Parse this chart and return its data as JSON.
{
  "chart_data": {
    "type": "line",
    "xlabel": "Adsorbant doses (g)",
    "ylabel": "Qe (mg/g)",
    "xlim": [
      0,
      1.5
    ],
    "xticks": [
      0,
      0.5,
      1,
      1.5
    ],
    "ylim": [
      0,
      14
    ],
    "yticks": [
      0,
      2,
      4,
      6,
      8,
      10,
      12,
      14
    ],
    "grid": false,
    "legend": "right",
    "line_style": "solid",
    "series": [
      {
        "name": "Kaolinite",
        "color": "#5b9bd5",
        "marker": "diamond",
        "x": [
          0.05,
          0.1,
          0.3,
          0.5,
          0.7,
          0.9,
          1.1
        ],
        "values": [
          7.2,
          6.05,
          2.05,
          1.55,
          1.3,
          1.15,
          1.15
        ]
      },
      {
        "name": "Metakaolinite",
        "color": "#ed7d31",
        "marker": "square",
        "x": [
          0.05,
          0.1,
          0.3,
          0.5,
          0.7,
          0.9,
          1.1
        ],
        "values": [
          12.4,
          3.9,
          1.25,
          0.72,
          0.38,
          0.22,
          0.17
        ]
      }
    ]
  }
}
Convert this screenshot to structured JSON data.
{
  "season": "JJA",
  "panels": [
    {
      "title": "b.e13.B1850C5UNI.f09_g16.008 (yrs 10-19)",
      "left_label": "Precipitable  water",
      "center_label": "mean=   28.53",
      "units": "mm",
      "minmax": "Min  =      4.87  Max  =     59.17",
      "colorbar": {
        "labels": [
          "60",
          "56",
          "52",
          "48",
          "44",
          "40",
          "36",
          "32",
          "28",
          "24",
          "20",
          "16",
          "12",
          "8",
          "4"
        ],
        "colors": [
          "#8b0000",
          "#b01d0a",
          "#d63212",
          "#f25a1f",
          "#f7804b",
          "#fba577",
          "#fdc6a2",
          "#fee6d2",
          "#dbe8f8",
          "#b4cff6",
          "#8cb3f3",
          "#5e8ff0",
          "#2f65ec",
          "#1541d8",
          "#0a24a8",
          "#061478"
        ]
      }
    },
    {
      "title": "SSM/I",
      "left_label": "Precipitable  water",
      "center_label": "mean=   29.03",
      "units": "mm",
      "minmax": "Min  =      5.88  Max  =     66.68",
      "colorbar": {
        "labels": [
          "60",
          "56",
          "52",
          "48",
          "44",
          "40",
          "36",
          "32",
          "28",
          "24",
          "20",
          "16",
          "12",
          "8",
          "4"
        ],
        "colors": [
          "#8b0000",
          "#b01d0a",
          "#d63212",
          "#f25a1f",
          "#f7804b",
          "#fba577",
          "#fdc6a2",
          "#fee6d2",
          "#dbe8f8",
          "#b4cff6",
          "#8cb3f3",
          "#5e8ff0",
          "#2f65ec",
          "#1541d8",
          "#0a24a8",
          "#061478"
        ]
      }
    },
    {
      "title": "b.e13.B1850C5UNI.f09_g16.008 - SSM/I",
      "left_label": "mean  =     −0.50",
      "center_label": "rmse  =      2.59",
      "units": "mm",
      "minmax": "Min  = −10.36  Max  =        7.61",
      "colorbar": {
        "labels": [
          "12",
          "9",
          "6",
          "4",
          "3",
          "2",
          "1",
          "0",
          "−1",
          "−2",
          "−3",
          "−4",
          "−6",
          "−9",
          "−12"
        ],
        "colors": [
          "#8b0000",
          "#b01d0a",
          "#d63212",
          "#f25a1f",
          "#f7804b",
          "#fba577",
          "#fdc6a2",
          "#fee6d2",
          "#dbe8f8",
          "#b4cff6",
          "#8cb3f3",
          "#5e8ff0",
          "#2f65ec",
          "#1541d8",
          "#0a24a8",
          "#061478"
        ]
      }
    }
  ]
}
━━━━━━━━
• **Given exercise**
Reproduce each line of the entries in which the word "mean" is found.

• **Task result**
      "center_label": "mean=   28.53",
      "center_label": "mean=   29.03",
      "left_label": "mean  =     −0.50",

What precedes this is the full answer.